---------- RECORDS FOR THIS EXERCISE ----------

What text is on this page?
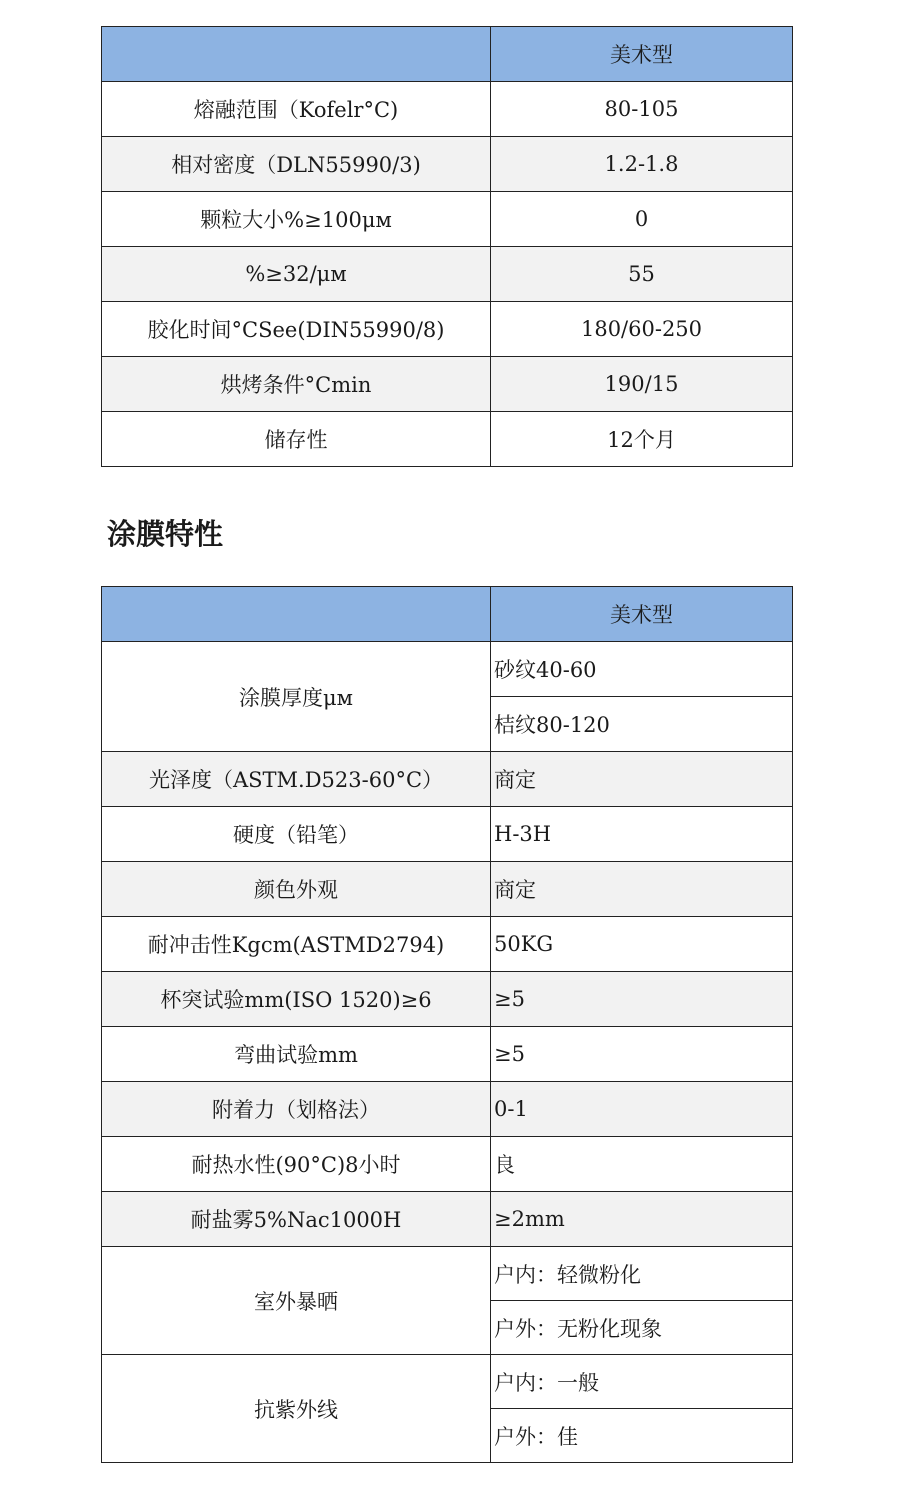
	美术型
熔融范围（Kofelr°C)	80-105
相对密度（DLN55990/3)	1.2-1.8
颗粒大小%≥100μм	0
%≥32/μм	55
胶化时间°CSee(DIN55990/8)	180/60-250
烘烤条件°Cmin	190/15
储存性	12个月
涂膜特性
	美术型
涂膜厚度μм	砂纹40-60
	桔纹80-120
光泽度（ASTM.D523-60°C）	商定
硬度（铅笔）	H-3H
颜色外观	商定
耐冲击性Kgcm(ASTMD2794)	50KG
杯突试验mm(ISO 1520)≥6	≥5
弯曲试验mm	≥5
附着力（划格法）	0-1
耐热水性(90°C)8小时	良
耐盐雾5%Nac1000H	≥2mm
室外暴晒	户内：轻微粉化
	户外：无粉化现象
抗紫外线	户内：一般
	户外：佳
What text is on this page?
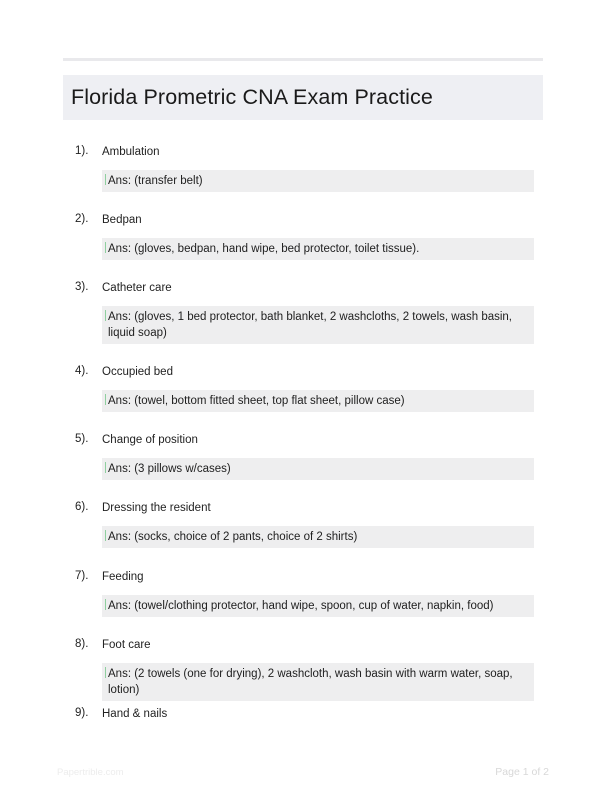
Florida Prometric CNA Exam Practice
1). Ambulation
Ans: (transfer belt)
2). Bedpan
Ans: (gloves, bedpan, hand wipe, bed protector, toilet tissue).
3). Catheter care
Ans: (gloves, 1 bed protector, bath blanket, 2 washcloths, 2 towels, wash basin, liquid soap)
4). Occupied bed
Ans: (towel, bottom fitted sheet, top flat sheet, pillow case)
5). Change of position
Ans: (3 pillows w/cases)
6). Dressing the resident
Ans: (socks, choice of 2 pants, choice of 2 shirts)
7). Feeding
Ans: (towel/clothing protector, hand wipe, spoon, cup of water, napkin, food)
8). Foot care
Ans: (2 towels (one for drying), 2 washcloth, wash basin with warm water, soap, lotion)
9). Hand & nails
Papertrible.com	Page 1 of 2
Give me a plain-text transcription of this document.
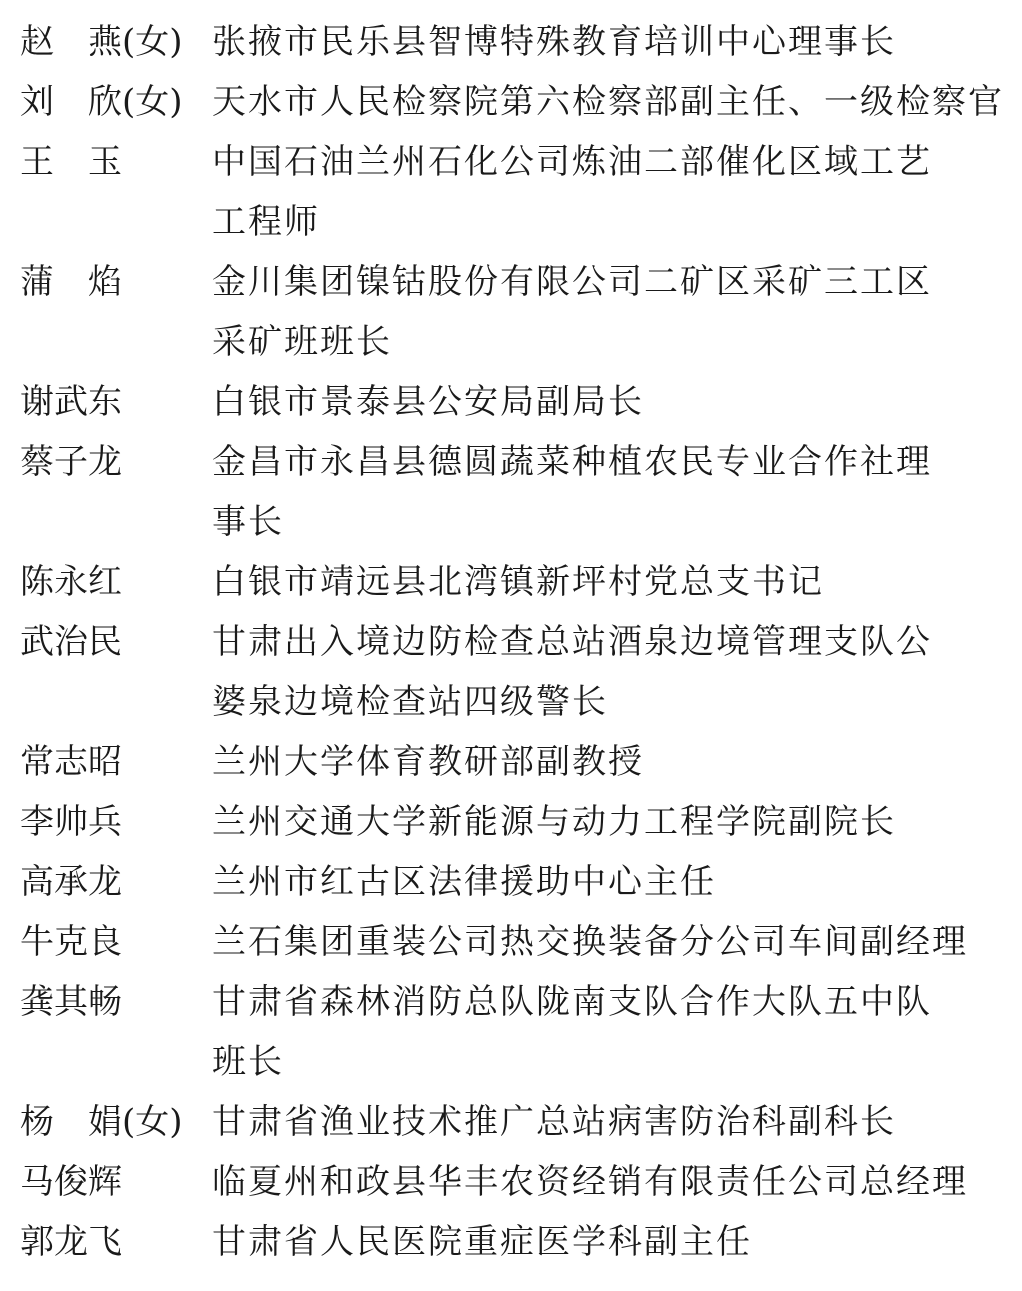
赵　燕(女) 张掖市民乐县智博特殊教育培训中心理事长
刘　欣(女) 天水市人民检察院第六检察部副主任、一级检察官
王　玉	中国石油兰州石化公司炼油二部催化区域工艺
工程师
蒲　焰	金川集团镍钴股份有限公司二矿区采矿三工区
采矿班班长
谢武东	白银市景泰县公安局副局长
蔡子龙	金昌市永昌县德圆蔬菜种植农民专业合作社理
事长
陈永红	白银市靖远县北湾镇新坪村党总支书记
武治民	甘肃出入境边防检查总站酒泉边境管理支队公
婆泉边境检查站四级警长
常志昭	兰州大学体育教研部副教授
李帅兵	兰州交通大学新能源与动力工程学院副院长
高承龙	兰州市红古区法律援助中心主任
牛克良	兰石集团重装公司热交换装备分公司车间副经理
龚其畅	甘肃省森林消防总队陇南支队合作大队五中队
班长
杨　娟(女) 甘肃省渔业技术推广总站病害防治科副科长
马俊辉	临夏州和政县华丰农资经销有限责任公司总经理
郭龙飞	甘肃省人民医院重症医学科副主任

----------

JOB: Scan the records above for the string "wipe", then report every line that contains it.

SOLVED EXERCISE:
Ans: (gloves, bedpan, hand wipe, bed protector, toilet tissue).
Ans: (towel/clothing protector, hand wipe, spoon, cup of water, napkin, food)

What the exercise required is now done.